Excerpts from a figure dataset
------------------------------------------------------------------------
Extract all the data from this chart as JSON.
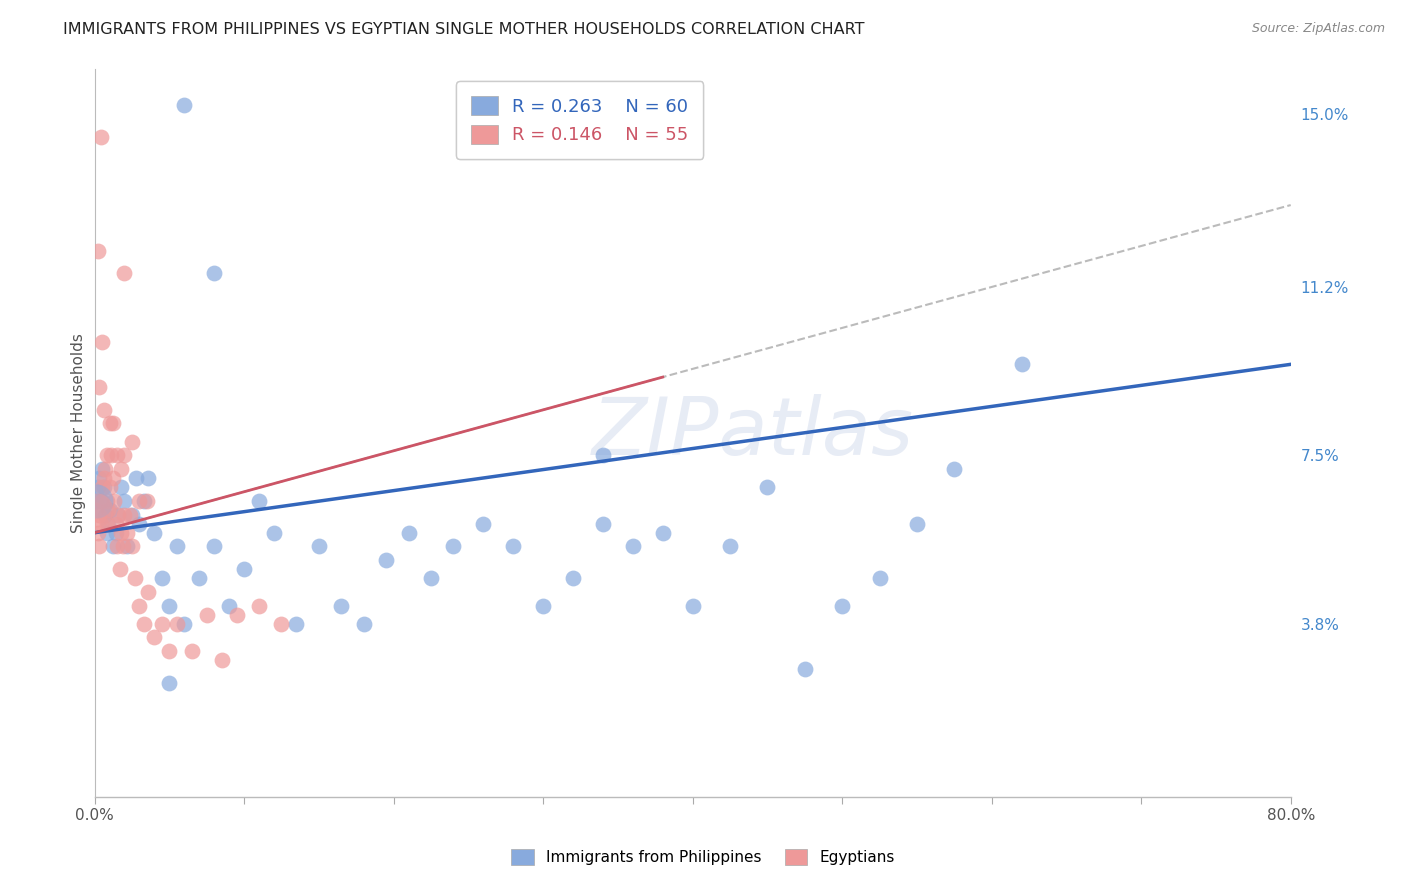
{
  "title": "IMMIGRANTS FROM PHILIPPINES VS EGYPTIAN SINGLE MOTHER HOUSEHOLDS CORRELATION CHART",
  "source": "Source: ZipAtlas.com",
  "ylabel": "Single Mother Households",
  "xlim": [
    0.0,
    0.8
  ],
  "ylim": [
    0.0,
    0.16
  ],
  "xticks": [
    0.0,
    0.1,
    0.2,
    0.3,
    0.4,
    0.5,
    0.6,
    0.7,
    0.8
  ],
  "xticklabels": [
    "0.0%",
    "",
    "",
    "",
    "",
    "",
    "",
    "",
    "80.0%"
  ],
  "ytick_labels_right": [
    "",
    "3.8%",
    "",
    "7.5%",
    "",
    "11.2%",
    "",
    "15.0%"
  ],
  "ytick_vals_right": [
    0.0,
    0.038,
    0.057,
    0.075,
    0.094,
    0.112,
    0.131,
    0.15
  ],
  "legend_R1": "R = 0.263",
  "legend_N1": "N = 60",
  "legend_R2": "R = 0.146",
  "legend_N2": "N = 55",
  "color_philippines": "#88AADD",
  "color_egypt": "#EE9999",
  "color_line_philippines": "#3366BB",
  "color_line_egypt": "#CC5566",
  "color_line_egypt_dash": "#BBBBBB",
  "watermark": "ZIPatlas",
  "philippines_x": [
    0.001,
    0.002,
    0.003,
    0.004,
    0.005,
    0.006,
    0.007,
    0.008,
    0.009,
    0.01,
    0.012,
    0.014,
    0.016,
    0.018,
    0.02,
    0.022,
    0.025,
    0.028,
    0.03,
    0.033,
    0.036,
    0.04,
    0.045,
    0.05,
    0.055,
    0.06,
    0.07,
    0.08,
    0.09,
    0.1,
    0.11,
    0.12,
    0.135,
    0.15,
    0.165,
    0.18,
    0.195,
    0.21,
    0.225,
    0.24,
    0.26,
    0.28,
    0.3,
    0.32,
    0.34,
    0.36,
    0.38,
    0.4,
    0.425,
    0.45,
    0.475,
    0.5,
    0.525,
    0.55,
    0.575,
    0.34,
    0.06,
    0.08,
    0.62,
    0.05
  ],
  "philippines_y": [
    0.065,
    0.068,
    0.07,
    0.065,
    0.072,
    0.068,
    0.062,
    0.058,
    0.06,
    0.063,
    0.055,
    0.058,
    0.062,
    0.068,
    0.065,
    0.055,
    0.062,
    0.07,
    0.06,
    0.065,
    0.07,
    0.058,
    0.048,
    0.042,
    0.055,
    0.038,
    0.048,
    0.055,
    0.042,
    0.05,
    0.065,
    0.058,
    0.038,
    0.055,
    0.042,
    0.038,
    0.052,
    0.058,
    0.048,
    0.055,
    0.06,
    0.055,
    0.042,
    0.048,
    0.06,
    0.055,
    0.058,
    0.042,
    0.055,
    0.068,
    0.028,
    0.042,
    0.048,
    0.06,
    0.072,
    0.075,
    0.152,
    0.115,
    0.095,
    0.025
  ],
  "egypt_x": [
    0.001,
    0.002,
    0.003,
    0.003,
    0.004,
    0.005,
    0.005,
    0.006,
    0.007,
    0.008,
    0.008,
    0.009,
    0.01,
    0.011,
    0.012,
    0.013,
    0.014,
    0.015,
    0.016,
    0.017,
    0.018,
    0.019,
    0.02,
    0.022,
    0.024,
    0.025,
    0.027,
    0.03,
    0.033,
    0.036,
    0.04,
    0.045,
    0.05,
    0.055,
    0.065,
    0.075,
    0.085,
    0.095,
    0.11,
    0.125,
    0.006,
    0.008,
    0.01,
    0.012,
    0.015,
    0.018,
    0.002,
    0.003,
    0.004,
    0.005,
    0.02,
    0.025,
    0.03,
    0.035,
    0.02
  ],
  "egypt_y": [
    0.063,
    0.058,
    0.055,
    0.062,
    0.06,
    0.068,
    0.065,
    0.07,
    0.072,
    0.065,
    0.06,
    0.063,
    0.068,
    0.075,
    0.07,
    0.065,
    0.06,
    0.055,
    0.062,
    0.05,
    0.058,
    0.055,
    0.062,
    0.058,
    0.062,
    0.055,
    0.048,
    0.042,
    0.038,
    0.045,
    0.035,
    0.038,
    0.032,
    0.038,
    0.032,
    0.04,
    0.03,
    0.04,
    0.042,
    0.038,
    0.085,
    0.075,
    0.082,
    0.082,
    0.075,
    0.072,
    0.12,
    0.09,
    0.145,
    0.1,
    0.115,
    0.078,
    0.065,
    0.065,
    0.075
  ]
}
------------------------------------------------------------------------
- Exercise description -
Write out the records above once more, word for word, with no pictures.

- Solution to the exercise -
Extract all the data from this chart as JSON.
{
  "title": "IMMIGRANTS FROM PHILIPPINES VS EGYPTIAN SINGLE MOTHER HOUSEHOLDS CORRELATION CHART",
  "source": "Source: ZipAtlas.com",
  "ylabel": "Single Mother Households",
  "xlim": [
    0.0,
    0.8
  ],
  "ylim": [
    0.0,
    0.16
  ],
  "xticks": [
    0.0,
    0.1,
    0.2,
    0.3,
    0.4,
    0.5,
    0.6,
    0.7,
    0.8
  ],
  "xticklabels": [
    "0.0%",
    "",
    "",
    "",
    "",
    "",
    "",
    "",
    "80.0%"
  ],
  "ytick_labels_right": [
    "",
    "3.8%",
    "",
    "7.5%",
    "",
    "11.2%",
    "",
    "15.0%"
  ],
  "ytick_vals_right": [
    0.0,
    0.038,
    0.057,
    0.075,
    0.094,
    0.112,
    0.131,
    0.15
  ],
  "legend_R1": "R = 0.263",
  "legend_N1": "N = 60",
  "legend_R2": "R = 0.146",
  "legend_N2": "N = 55",
  "color_philippines": "#88AADD",
  "color_egypt": "#EE9999",
  "color_line_philippines": "#3366BB",
  "color_line_egypt": "#CC5566",
  "color_line_egypt_dash": "#BBBBBB",
  "watermark": "ZIPatlas",
  "philippines_x": [
    0.001,
    0.002,
    0.003,
    0.004,
    0.005,
    0.006,
    0.007,
    0.008,
    0.009,
    0.01,
    0.012,
    0.014,
    0.016,
    0.018,
    0.02,
    0.022,
    0.025,
    0.028,
    0.03,
    0.033,
    0.036,
    0.04,
    0.045,
    0.05,
    0.055,
    0.06,
    0.07,
    0.08,
    0.09,
    0.1,
    0.11,
    0.12,
    0.135,
    0.15,
    0.165,
    0.18,
    0.195,
    0.21,
    0.225,
    0.24,
    0.26,
    0.28,
    0.3,
    0.32,
    0.34,
    0.36,
    0.38,
    0.4,
    0.425,
    0.45,
    0.475,
    0.5,
    0.525,
    0.55,
    0.575,
    0.34,
    0.06,
    0.08,
    0.62,
    0.05
  ],
  "philippines_y": [
    0.065,
    0.068,
    0.07,
    0.065,
    0.072,
    0.068,
    0.062,
    0.058,
    0.06,
    0.063,
    0.055,
    0.058,
    0.062,
    0.068,
    0.065,
    0.055,
    0.062,
    0.07,
    0.06,
    0.065,
    0.07,
    0.058,
    0.048,
    0.042,
    0.055,
    0.038,
    0.048,
    0.055,
    0.042,
    0.05,
    0.065,
    0.058,
    0.038,
    0.055,
    0.042,
    0.038,
    0.052,
    0.058,
    0.048,
    0.055,
    0.06,
    0.055,
    0.042,
    0.048,
    0.06,
    0.055,
    0.058,
    0.042,
    0.055,
    0.068,
    0.028,
    0.042,
    0.048,
    0.06,
    0.072,
    0.075,
    0.152,
    0.115,
    0.095,
    0.025
  ],
  "egypt_x": [
    0.001,
    0.002,
    0.003,
    0.003,
    0.004,
    0.005,
    0.005,
    0.006,
    0.007,
    0.008,
    0.008,
    0.009,
    0.01,
    0.011,
    0.012,
    0.013,
    0.014,
    0.015,
    0.016,
    0.017,
    0.018,
    0.019,
    0.02,
    0.022,
    0.024,
    0.025,
    0.027,
    0.03,
    0.033,
    0.036,
    0.04,
    0.045,
    0.05,
    0.055,
    0.065,
    0.075,
    0.085,
    0.095,
    0.11,
    0.125,
    0.006,
    0.008,
    0.01,
    0.012,
    0.015,
    0.018,
    0.002,
    0.003,
    0.004,
    0.005,
    0.02,
    0.025,
    0.03,
    0.035,
    0.02
  ],
  "egypt_y": [
    0.063,
    0.058,
    0.055,
    0.062,
    0.06,
    0.068,
    0.065,
    0.07,
    0.072,
    0.065,
    0.06,
    0.063,
    0.068,
    0.075,
    0.07,
    0.065,
    0.06,
    0.055,
    0.062,
    0.05,
    0.058,
    0.055,
    0.062,
    0.058,
    0.062,
    0.055,
    0.048,
    0.042,
    0.038,
    0.045,
    0.035,
    0.038,
    0.032,
    0.038,
    0.032,
    0.04,
    0.03,
    0.04,
    0.042,
    0.038,
    0.085,
    0.075,
    0.082,
    0.082,
    0.075,
    0.072,
    0.12,
    0.09,
    0.145,
    0.1,
    0.115,
    0.078,
    0.065,
    0.065,
    0.075
  ]
}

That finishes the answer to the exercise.